** Data shown **
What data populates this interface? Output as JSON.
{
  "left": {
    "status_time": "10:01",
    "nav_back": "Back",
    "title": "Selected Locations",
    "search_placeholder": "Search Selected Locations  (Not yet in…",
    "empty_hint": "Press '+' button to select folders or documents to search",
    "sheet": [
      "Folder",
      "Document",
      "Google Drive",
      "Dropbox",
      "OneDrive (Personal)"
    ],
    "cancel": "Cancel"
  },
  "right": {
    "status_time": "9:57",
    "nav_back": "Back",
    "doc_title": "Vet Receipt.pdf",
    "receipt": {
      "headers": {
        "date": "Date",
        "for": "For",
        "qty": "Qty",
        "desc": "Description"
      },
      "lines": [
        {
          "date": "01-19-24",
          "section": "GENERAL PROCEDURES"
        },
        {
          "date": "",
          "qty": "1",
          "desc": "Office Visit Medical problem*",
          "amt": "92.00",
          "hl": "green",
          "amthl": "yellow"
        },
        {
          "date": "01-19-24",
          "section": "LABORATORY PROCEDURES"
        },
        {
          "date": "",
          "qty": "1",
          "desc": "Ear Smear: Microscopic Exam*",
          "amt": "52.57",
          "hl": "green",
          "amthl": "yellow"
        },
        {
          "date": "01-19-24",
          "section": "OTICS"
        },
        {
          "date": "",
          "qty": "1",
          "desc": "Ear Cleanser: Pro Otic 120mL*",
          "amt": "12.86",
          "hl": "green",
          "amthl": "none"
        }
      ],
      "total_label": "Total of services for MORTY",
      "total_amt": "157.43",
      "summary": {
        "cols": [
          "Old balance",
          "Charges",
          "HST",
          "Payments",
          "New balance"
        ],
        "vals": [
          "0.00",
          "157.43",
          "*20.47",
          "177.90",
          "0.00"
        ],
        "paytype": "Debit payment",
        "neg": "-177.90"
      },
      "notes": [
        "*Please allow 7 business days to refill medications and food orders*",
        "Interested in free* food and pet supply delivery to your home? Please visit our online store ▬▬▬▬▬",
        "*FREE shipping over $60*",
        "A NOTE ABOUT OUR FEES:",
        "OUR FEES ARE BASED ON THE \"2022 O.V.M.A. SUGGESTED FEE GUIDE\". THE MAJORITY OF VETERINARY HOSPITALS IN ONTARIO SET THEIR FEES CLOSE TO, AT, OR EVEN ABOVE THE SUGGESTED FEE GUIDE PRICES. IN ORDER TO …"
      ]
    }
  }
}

** Work instructions **
From the material given, work out how many lines hold the string "Selected"; state that number and nothing further.

** Reply to the exercise **
2